TASK TO COMPLETE:
From the records below, pull each line that has "label".

+++ SUPPLIED MATERIAL

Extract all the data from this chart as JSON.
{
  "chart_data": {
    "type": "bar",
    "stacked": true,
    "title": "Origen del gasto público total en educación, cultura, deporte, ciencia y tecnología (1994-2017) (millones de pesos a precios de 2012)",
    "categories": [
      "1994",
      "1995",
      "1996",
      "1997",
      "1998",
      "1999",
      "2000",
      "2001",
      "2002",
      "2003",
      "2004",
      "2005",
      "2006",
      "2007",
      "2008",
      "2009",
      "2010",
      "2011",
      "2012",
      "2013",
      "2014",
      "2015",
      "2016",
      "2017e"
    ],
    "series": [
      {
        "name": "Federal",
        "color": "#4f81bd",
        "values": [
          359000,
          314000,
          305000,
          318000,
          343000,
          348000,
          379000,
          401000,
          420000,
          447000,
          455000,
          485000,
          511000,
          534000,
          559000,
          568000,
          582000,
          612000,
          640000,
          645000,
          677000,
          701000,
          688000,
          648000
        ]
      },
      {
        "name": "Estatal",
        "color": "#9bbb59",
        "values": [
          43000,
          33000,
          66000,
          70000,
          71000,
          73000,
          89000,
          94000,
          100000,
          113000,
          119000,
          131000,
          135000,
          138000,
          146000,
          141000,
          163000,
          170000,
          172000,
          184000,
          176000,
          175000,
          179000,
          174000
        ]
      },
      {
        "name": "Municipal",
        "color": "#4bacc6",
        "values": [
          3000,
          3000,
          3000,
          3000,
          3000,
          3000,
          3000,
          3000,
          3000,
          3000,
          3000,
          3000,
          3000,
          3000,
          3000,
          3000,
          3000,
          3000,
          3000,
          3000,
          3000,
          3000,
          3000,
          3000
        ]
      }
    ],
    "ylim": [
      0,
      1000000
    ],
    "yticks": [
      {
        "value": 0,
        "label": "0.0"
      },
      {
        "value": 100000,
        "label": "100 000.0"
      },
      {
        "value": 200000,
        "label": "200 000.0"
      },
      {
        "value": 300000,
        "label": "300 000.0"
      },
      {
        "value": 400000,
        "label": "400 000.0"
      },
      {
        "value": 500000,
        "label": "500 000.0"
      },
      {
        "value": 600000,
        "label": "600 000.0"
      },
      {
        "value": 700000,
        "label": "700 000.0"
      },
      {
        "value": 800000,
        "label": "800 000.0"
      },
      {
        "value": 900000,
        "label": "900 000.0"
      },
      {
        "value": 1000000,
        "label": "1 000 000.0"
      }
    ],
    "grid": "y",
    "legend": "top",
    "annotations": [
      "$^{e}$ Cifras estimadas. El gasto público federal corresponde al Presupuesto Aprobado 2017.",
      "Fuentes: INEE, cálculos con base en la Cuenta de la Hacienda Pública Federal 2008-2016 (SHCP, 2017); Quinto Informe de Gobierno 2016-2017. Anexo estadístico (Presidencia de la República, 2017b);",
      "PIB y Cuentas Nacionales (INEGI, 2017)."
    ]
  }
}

++++++

EXPECTED ANSWER:
        "label": "0.0"
        "label": "100 000.0"
        "label": "200 000.0"
        "label": "300 000.0"
        "label": "400 000.0"
        "label": "500 000.0"
        "label": "600 000.0"
        "label": "700 000.0"
        "label": "800 000.0"
        "label": "900 000.0"
        "label": "1 000 000.0"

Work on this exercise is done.